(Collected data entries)

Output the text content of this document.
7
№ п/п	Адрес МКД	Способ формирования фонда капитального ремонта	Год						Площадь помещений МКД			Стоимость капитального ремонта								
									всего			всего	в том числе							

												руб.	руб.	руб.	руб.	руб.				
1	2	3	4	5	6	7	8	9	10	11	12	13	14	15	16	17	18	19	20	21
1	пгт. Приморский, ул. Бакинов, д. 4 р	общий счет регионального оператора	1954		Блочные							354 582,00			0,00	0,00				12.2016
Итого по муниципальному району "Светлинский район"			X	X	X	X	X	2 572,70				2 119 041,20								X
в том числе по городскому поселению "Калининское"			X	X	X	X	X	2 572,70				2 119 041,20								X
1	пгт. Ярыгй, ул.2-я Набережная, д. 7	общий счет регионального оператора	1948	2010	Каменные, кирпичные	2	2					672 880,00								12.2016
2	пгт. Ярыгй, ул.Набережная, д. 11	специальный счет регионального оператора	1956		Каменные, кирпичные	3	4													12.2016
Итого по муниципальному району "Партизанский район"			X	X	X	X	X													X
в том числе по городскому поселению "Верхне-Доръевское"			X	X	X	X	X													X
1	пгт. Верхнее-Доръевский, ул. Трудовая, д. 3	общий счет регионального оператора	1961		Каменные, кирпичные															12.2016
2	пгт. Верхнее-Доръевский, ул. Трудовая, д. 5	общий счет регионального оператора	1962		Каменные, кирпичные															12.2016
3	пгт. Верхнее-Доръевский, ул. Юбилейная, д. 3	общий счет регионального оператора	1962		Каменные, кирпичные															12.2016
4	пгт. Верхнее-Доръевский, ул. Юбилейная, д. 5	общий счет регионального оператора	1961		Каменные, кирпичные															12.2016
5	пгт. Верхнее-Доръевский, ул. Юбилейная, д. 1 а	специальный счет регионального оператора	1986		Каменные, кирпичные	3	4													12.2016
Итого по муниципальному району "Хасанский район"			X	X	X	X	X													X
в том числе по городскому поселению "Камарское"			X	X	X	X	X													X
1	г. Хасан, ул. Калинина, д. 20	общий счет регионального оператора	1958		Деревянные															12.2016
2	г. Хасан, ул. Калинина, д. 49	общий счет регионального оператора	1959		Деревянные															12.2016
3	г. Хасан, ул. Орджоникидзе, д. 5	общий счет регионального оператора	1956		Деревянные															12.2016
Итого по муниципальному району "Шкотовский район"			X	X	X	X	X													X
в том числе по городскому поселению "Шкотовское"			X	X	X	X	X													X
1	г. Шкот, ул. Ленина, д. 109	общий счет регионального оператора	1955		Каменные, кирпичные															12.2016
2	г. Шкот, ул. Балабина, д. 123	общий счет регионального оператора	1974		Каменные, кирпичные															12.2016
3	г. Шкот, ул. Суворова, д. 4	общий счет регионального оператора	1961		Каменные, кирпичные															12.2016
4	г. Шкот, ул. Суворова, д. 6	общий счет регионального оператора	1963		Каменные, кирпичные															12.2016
...
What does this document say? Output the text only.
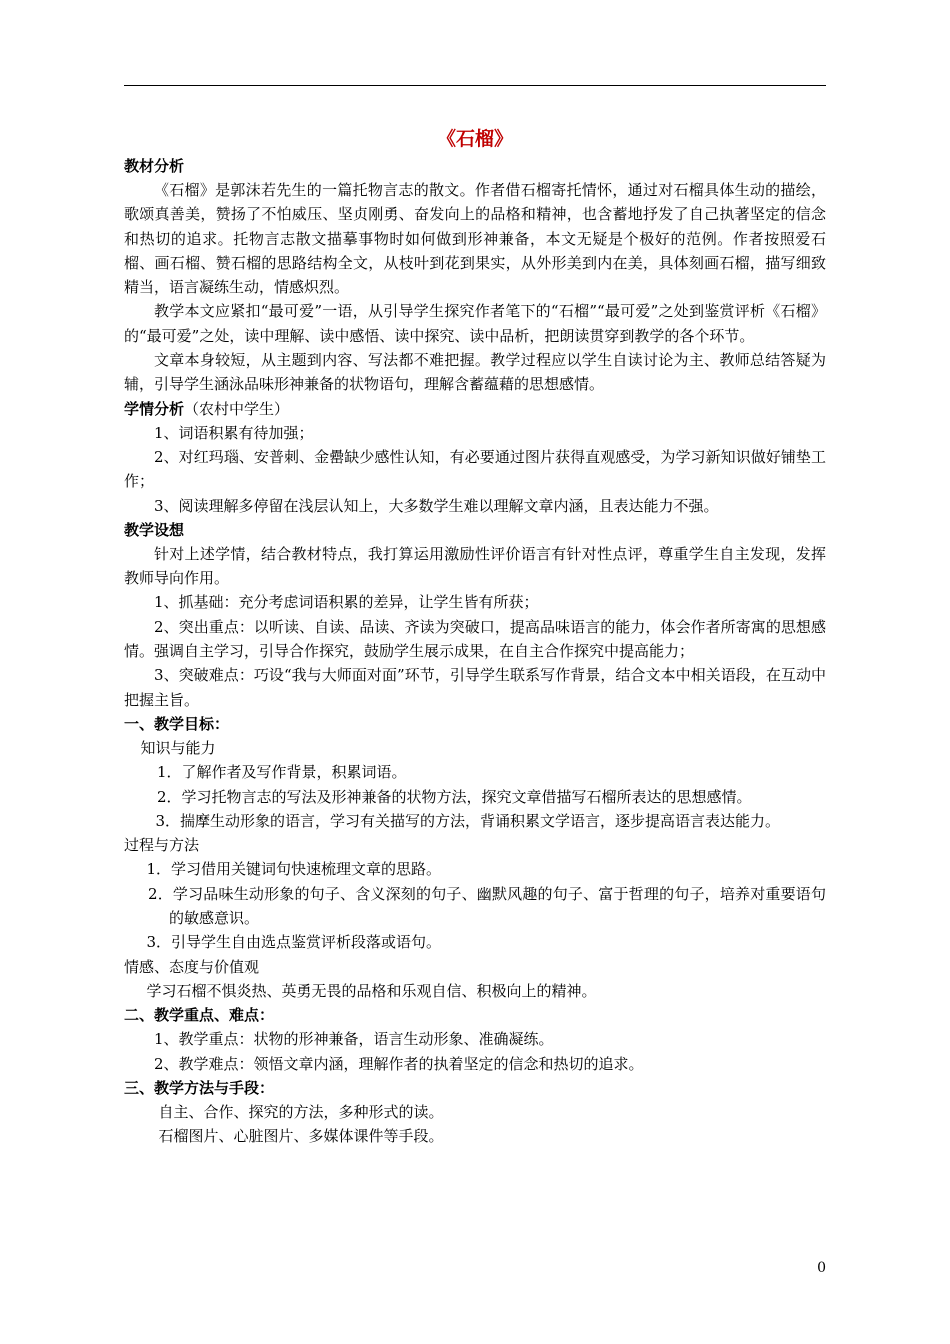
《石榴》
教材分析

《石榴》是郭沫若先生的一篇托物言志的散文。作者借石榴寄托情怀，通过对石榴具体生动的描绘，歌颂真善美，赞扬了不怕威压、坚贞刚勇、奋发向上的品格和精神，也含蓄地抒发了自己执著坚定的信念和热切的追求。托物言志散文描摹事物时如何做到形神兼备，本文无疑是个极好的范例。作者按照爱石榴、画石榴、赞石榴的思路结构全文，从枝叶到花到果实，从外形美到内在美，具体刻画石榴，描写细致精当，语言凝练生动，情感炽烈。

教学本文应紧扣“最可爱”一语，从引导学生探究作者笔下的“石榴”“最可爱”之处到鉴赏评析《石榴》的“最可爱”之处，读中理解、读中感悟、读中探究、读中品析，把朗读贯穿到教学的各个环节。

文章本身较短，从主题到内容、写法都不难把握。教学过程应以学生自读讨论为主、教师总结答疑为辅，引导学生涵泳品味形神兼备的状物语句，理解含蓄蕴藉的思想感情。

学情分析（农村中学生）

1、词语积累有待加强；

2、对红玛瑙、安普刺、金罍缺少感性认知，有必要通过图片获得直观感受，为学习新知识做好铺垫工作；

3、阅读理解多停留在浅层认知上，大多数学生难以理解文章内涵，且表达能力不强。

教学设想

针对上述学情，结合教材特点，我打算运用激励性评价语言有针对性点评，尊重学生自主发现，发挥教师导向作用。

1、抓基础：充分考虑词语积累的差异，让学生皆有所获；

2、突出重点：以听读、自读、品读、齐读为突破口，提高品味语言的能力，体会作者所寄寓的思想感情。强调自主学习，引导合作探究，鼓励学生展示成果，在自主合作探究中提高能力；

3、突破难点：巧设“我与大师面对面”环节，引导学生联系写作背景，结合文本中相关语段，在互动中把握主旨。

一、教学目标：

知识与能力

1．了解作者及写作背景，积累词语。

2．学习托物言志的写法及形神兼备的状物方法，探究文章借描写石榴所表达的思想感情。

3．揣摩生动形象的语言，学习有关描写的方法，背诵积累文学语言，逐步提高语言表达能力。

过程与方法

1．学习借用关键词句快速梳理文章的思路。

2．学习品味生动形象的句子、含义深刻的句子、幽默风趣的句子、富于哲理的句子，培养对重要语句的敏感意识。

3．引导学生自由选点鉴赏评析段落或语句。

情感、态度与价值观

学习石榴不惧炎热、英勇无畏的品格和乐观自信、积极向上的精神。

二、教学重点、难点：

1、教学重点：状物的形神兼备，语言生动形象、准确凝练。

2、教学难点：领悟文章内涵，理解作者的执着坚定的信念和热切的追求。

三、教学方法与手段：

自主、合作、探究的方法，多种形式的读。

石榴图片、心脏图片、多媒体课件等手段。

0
...
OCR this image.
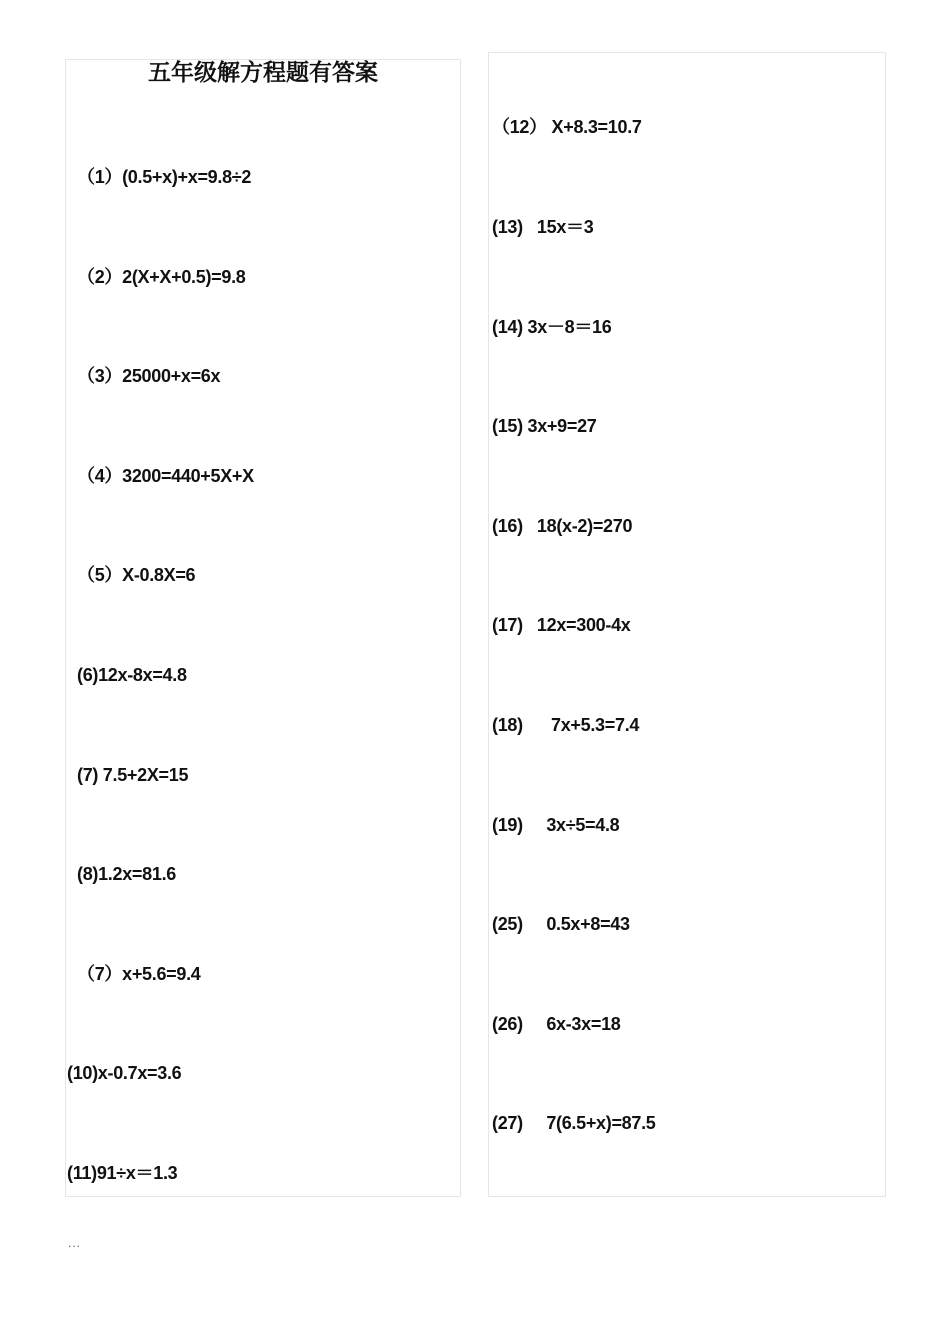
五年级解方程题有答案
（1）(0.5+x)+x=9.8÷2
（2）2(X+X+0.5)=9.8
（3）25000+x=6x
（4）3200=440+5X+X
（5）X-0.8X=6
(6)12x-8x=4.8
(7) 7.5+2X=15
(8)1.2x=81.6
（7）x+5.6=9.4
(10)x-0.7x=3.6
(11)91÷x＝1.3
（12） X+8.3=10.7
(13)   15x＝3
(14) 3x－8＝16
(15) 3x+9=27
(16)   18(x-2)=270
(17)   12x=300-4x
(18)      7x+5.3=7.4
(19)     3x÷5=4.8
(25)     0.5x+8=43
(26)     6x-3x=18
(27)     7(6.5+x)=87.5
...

DESCRIPTION OF THE TASK
Find the lines above holding the word "Деревянные" and show them.

REPLY
1	г. Хасан, ул. Калинина, д. 20	общий счет регионального оператора	1958		Деревянные															12.2016
2	г. Хасан, ул. Калинина, д. 49	общий счет регионального оператора	1959		Деревянные															12.2016
3	г. Хасан, ул. Орджоникидзе, д. 5	общий счет регионального оператора	1956		Деревянные															12.2016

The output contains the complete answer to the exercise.